Only the lines starting at the one that contains "Transcribe this image's" and running to the end should be repeated, exactly as written.

### DATA IN THIS EXERCISE
*****

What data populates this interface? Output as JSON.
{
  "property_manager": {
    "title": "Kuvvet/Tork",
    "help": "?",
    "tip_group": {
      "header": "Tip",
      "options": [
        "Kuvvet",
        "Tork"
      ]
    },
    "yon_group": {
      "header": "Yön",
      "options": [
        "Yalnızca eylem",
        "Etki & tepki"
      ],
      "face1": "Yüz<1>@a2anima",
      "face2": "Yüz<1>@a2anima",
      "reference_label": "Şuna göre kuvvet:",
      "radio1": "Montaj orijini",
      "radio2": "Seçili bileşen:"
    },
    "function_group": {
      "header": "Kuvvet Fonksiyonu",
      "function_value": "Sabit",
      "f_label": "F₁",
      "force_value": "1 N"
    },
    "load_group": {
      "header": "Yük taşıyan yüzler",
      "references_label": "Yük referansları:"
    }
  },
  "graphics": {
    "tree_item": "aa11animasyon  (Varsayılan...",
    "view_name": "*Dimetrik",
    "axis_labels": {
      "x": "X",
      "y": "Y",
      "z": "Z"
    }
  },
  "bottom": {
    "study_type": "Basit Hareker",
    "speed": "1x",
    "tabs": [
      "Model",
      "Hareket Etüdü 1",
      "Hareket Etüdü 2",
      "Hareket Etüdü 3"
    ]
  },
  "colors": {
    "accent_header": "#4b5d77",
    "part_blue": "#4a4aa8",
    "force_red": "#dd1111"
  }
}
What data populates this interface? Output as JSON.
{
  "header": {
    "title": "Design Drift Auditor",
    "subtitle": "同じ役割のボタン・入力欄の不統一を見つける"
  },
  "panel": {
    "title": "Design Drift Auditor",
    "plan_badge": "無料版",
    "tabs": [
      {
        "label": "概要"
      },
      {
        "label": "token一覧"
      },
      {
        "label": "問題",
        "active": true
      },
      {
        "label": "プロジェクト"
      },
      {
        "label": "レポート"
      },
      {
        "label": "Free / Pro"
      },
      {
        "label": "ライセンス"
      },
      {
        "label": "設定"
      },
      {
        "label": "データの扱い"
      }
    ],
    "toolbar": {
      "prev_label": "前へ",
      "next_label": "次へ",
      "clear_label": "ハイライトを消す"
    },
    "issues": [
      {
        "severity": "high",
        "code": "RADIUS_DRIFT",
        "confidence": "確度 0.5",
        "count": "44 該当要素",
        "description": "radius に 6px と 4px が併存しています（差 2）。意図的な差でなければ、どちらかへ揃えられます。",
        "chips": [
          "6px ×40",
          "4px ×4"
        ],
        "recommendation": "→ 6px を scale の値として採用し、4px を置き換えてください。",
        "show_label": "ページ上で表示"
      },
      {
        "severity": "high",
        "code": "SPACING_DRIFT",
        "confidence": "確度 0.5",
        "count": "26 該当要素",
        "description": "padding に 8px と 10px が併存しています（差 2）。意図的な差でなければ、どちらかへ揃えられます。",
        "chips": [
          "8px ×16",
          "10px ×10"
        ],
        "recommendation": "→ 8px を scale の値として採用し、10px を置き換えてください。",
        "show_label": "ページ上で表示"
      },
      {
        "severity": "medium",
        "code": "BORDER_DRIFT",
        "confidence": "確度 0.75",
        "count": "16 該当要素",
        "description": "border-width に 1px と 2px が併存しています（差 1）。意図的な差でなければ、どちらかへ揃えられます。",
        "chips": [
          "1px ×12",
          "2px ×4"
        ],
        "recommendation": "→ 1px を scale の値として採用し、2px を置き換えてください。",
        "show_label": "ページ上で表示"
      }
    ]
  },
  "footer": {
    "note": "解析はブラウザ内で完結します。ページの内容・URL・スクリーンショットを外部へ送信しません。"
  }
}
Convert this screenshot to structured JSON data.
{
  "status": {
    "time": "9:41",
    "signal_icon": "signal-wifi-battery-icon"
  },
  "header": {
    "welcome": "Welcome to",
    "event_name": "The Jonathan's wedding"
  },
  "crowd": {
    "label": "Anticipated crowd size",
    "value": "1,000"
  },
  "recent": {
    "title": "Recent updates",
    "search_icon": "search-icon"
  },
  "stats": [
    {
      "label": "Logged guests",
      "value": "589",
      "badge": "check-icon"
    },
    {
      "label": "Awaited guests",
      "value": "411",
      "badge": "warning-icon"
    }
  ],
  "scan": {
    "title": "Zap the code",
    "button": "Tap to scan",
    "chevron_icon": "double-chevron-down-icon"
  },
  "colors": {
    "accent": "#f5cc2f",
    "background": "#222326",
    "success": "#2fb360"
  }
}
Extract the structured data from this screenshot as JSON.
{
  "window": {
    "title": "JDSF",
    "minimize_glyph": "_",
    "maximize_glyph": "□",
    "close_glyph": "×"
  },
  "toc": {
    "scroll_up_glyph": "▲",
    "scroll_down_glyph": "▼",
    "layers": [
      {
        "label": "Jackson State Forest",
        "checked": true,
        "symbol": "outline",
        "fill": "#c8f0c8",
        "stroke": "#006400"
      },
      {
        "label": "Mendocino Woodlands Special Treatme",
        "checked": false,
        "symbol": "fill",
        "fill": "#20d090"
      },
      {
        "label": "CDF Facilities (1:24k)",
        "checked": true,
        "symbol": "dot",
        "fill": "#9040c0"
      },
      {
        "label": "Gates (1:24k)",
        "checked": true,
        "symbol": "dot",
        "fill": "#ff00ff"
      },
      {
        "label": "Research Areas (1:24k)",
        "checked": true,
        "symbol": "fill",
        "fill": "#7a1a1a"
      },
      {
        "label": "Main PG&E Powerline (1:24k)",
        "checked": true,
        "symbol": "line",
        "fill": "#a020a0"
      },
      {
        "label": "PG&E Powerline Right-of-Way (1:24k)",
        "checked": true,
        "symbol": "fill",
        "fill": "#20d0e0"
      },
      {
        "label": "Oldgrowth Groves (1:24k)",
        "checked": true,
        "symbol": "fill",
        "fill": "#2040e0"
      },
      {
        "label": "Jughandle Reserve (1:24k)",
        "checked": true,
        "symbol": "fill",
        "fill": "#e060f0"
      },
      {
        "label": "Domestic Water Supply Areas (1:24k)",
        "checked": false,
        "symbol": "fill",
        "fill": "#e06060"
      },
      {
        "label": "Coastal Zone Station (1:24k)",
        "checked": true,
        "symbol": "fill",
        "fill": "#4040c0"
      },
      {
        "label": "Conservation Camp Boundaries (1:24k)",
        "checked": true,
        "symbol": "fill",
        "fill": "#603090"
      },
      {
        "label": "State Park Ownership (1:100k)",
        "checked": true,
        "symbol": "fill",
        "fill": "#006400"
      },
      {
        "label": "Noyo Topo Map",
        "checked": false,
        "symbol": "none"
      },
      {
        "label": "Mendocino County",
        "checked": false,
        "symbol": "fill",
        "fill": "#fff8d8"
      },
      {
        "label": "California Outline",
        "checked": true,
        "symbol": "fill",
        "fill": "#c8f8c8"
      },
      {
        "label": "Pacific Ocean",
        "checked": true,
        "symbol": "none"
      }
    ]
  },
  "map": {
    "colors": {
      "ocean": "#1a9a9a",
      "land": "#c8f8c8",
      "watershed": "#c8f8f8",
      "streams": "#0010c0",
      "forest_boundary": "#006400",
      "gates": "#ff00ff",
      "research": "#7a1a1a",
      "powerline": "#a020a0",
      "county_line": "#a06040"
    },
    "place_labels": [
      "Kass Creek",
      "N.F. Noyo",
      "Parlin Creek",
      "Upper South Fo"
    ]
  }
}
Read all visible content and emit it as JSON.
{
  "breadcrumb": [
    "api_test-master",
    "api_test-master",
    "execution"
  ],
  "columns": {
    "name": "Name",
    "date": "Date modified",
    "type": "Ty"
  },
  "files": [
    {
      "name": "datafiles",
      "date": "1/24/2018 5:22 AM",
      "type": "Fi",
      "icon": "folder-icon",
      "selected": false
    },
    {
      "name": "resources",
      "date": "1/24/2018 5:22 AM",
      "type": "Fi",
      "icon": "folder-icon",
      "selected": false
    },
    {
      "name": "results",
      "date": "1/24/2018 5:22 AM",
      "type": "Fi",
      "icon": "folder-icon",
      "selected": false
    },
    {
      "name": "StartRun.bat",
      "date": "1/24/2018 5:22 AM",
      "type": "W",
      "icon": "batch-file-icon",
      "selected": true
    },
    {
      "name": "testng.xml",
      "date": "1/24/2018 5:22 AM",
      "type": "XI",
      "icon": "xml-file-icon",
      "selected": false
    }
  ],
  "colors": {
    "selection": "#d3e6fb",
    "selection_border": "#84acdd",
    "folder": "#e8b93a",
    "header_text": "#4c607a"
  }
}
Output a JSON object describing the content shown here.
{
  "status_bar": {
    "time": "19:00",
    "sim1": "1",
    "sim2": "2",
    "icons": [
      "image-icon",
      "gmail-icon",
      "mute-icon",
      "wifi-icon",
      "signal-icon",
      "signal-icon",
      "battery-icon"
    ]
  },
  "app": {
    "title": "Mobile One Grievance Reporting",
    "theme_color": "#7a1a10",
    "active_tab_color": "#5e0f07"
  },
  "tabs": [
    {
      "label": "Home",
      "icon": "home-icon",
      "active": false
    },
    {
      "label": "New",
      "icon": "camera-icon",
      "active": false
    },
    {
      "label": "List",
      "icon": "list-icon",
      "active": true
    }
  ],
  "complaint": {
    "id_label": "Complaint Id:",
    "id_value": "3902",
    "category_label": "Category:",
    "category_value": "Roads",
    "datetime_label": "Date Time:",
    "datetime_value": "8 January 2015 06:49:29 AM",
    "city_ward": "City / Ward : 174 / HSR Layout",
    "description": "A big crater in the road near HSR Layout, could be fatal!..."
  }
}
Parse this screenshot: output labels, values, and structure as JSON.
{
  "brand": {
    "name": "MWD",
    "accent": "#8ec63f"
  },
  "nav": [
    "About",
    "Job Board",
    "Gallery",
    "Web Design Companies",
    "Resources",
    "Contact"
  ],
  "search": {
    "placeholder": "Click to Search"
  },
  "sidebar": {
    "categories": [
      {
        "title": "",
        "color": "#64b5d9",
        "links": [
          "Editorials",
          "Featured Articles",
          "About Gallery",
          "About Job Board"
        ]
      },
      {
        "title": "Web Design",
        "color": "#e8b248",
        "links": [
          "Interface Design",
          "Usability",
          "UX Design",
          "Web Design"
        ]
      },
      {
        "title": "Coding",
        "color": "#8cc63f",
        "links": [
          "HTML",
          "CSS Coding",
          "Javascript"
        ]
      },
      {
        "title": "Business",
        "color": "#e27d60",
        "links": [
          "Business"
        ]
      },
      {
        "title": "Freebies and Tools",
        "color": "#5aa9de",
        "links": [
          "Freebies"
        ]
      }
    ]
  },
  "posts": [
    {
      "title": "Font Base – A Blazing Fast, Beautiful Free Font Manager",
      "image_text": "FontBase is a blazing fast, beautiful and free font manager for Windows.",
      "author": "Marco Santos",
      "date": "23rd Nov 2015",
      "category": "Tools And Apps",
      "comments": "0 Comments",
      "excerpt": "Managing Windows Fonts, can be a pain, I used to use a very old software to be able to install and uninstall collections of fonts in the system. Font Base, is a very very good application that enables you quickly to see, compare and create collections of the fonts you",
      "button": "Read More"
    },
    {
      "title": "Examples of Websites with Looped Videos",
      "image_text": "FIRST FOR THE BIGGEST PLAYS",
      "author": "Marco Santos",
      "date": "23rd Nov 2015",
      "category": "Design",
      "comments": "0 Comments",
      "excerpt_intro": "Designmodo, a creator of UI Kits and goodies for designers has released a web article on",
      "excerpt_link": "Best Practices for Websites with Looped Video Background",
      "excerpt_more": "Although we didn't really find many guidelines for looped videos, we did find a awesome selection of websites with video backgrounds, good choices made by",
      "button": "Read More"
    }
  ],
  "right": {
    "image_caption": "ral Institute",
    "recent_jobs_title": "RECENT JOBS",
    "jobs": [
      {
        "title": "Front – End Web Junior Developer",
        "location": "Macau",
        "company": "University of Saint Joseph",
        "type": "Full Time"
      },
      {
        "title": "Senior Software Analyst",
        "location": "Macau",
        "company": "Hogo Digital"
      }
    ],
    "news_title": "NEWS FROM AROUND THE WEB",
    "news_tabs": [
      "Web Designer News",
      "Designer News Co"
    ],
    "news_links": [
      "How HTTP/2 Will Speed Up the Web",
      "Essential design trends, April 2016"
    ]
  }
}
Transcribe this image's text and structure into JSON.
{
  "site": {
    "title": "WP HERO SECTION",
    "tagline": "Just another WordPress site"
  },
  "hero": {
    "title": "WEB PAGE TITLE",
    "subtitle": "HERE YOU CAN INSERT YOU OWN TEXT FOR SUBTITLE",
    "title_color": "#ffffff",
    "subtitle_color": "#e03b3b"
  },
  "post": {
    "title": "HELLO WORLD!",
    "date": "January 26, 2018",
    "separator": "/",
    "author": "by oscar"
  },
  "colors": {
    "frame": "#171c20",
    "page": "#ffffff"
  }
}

*****

### RESULT OF THE TASK
Transcribe this image's text and structure into JSON.
{
  "site": {
    "title": "WP HERO SECTION",
    "tagline": "Just another WordPress site"
  },
  "hero": {
    "title": "WEB PAGE TITLE",
    "subtitle": "HERE YOU CAN INSERT YOU OWN TEXT FOR SUBTITLE",
    "title_color": "#ffffff",
    "subtitle_color": "#e03b3b"
  },
  "post": {
    "title": "HELLO WORLD!",
    "date": "January 26, 2018",
    "separator": "/",
    "author": "by oscar"
  },
  "colors": {
    "frame": "#171c20",
    "page": "#ffffff"
  }
}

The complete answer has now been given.